- **Written instruction**
Count every line that has "detached" in it and give the total, nothing more.

Structured figure records
┌──

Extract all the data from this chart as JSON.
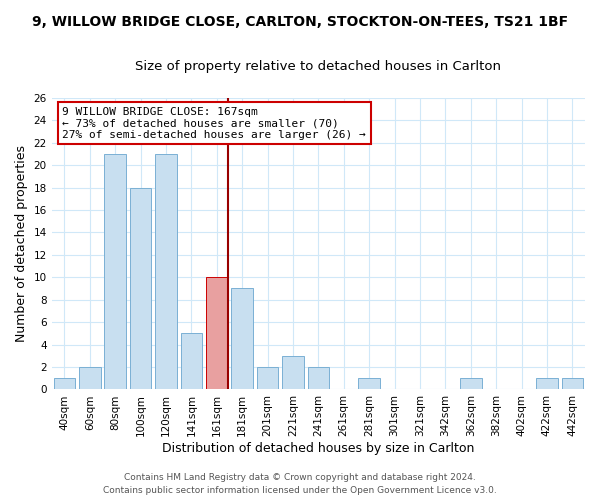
{
  "title": "9, WILLOW BRIDGE CLOSE, CARLTON, STOCKTON-ON-TEES, TS21 1BF",
  "subtitle": "Size of property relative to detached houses in Carlton",
  "xlabel": "Distribution of detached houses by size in Carlton",
  "ylabel": "Number of detached properties",
  "bar_labels": [
    "40sqm",
    "60sqm",
    "80sqm",
    "100sqm",
    "120sqm",
    "141sqm",
    "161sqm",
    "181sqm",
    "201sqm",
    "221sqm",
    "241sqm",
    "261sqm",
    "281sqm",
    "301sqm",
    "321sqm",
    "342sqm",
    "362sqm",
    "382sqm",
    "402sqm",
    "422sqm",
    "442sqm"
  ],
  "bar_heights": [
    1,
    2,
    21,
    18,
    21,
    5,
    10,
    9,
    2,
    3,
    2,
    0,
    1,
    0,
    0,
    0,
    1,
    0,
    0,
    1,
    1
  ],
  "bar_color": "#c8dff0",
  "bar_edge_color": "#7ab0d4",
  "highlight_bar_index": 6,
  "highlight_color": "#e8a0a0",
  "highlight_edge_color": "#cc0000",
  "vline_color": "#990000",
  "annotation_lines": [
    "9 WILLOW BRIDGE CLOSE: 167sqm",
    "← 73% of detached houses are smaller (70)",
    "27% of semi-detached houses are larger (26) →"
  ],
  "annotation_box_color": "#ffffff",
  "annotation_box_edge_color": "#cc0000",
  "ylim": [
    0,
    26
  ],
  "yticks": [
    0,
    2,
    4,
    6,
    8,
    10,
    12,
    14,
    16,
    18,
    20,
    22,
    24,
    26
  ],
  "footer_line1": "Contains HM Land Registry data © Crown copyright and database right 2024.",
  "footer_line2": "Contains public sector information licensed under the Open Government Licence v3.0.",
  "background_color": "#ffffff",
  "grid_color": "#d0e8f8",
  "title_fontsize": 10,
  "subtitle_fontsize": 9.5,
  "axis_label_fontsize": 9,
  "tick_fontsize": 7.5,
  "annotation_fontsize": 8,
  "footer_fontsize": 6.5
}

└──

- **Result of the exercise**
5